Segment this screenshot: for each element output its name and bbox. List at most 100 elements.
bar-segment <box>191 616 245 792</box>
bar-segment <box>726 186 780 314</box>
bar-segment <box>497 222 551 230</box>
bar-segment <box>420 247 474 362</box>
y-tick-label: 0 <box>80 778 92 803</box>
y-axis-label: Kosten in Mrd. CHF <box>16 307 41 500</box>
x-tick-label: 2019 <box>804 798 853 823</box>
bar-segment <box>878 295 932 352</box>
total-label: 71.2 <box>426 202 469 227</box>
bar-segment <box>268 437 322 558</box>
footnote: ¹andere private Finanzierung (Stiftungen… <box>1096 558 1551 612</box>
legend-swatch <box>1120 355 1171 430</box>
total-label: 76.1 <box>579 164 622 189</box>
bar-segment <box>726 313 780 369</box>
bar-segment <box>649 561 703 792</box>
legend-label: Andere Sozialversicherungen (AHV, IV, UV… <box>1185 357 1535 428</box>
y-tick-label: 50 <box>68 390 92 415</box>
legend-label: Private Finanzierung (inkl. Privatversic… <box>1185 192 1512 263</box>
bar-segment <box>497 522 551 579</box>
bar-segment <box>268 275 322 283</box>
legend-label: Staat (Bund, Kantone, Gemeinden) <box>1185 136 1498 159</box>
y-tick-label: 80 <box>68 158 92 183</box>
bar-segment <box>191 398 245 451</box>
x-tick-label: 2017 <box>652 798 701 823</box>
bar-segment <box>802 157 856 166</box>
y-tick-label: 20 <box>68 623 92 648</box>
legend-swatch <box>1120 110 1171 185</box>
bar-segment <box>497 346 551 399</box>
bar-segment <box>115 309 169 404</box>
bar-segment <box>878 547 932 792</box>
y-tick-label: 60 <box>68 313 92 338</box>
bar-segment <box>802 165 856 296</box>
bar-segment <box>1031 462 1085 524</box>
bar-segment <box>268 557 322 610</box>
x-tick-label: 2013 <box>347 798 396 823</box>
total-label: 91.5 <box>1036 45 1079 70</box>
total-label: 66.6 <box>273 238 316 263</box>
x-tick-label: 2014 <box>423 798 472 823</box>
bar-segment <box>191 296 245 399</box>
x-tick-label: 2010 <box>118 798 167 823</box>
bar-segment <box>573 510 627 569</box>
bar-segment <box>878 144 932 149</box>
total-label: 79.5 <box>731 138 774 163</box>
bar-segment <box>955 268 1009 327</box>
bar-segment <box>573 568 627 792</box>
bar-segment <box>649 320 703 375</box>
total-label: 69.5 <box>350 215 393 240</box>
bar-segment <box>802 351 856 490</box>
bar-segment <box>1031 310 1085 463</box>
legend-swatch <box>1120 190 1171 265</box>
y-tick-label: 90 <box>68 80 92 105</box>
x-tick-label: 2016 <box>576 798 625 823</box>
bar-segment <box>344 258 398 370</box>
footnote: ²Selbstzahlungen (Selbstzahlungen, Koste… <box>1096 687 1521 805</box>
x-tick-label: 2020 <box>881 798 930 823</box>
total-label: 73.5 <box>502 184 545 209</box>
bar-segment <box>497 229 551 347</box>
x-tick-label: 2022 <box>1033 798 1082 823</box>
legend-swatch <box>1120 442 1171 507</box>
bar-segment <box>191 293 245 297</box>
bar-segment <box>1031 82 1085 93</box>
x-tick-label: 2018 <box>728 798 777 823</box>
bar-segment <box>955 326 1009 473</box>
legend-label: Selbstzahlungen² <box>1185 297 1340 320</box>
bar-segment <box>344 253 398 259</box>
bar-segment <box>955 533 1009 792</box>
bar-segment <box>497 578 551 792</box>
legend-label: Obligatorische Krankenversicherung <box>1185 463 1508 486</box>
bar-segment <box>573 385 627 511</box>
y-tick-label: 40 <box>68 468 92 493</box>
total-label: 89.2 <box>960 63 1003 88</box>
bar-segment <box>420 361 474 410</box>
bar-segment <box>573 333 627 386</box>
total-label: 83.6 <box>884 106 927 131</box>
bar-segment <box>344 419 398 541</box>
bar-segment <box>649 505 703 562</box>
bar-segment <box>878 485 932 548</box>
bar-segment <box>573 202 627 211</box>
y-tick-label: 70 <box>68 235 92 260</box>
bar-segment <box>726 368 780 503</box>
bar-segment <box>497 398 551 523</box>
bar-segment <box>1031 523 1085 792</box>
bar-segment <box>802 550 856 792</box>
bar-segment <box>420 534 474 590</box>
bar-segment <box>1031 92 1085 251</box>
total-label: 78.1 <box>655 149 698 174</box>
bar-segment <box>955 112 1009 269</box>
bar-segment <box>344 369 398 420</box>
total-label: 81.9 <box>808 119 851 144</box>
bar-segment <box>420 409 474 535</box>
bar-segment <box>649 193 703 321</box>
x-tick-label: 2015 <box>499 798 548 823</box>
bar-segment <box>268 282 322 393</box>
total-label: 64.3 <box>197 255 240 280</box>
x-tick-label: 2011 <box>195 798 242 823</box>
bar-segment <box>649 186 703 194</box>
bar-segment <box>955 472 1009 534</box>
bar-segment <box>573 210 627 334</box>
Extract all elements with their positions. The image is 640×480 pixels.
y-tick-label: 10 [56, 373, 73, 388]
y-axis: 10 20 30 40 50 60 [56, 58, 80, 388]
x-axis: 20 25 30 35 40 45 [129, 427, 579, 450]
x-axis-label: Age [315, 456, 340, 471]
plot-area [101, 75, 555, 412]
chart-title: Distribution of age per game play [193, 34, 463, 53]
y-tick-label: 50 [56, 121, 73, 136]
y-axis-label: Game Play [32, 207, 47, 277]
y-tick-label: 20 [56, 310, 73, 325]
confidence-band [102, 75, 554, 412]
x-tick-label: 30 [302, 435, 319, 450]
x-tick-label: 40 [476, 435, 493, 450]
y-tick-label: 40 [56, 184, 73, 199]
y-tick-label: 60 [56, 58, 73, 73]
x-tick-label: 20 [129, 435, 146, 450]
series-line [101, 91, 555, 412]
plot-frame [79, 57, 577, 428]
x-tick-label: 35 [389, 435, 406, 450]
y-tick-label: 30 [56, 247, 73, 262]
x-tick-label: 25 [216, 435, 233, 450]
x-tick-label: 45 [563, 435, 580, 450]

- **Exercise directions**: Reproduce the material above without any change, from its first line through the line that contains "footnote: ¹andere private", both ends included.

- **Answer to the task**:
Segment this screenshot: for each element output its name and bbox. List at most 100 elements.
bar-segment <box>191 616 245 792</box>
bar-segment <box>726 186 780 314</box>
bar-segment <box>497 222 551 230</box>
bar-segment <box>420 247 474 362</box>
y-tick-label: 0 <box>80 778 92 803</box>
y-axis-label: Kosten in Mrd. CHF <box>16 307 41 500</box>
x-tick-label: 2019 <box>804 798 853 823</box>
bar-segment <box>878 295 932 352</box>
total-label: 71.2 <box>426 202 469 227</box>
bar-segment <box>268 437 322 558</box>
footnote: ¹andere private Finanzierung (Stiftungen… <box>1096 558 1551 612</box>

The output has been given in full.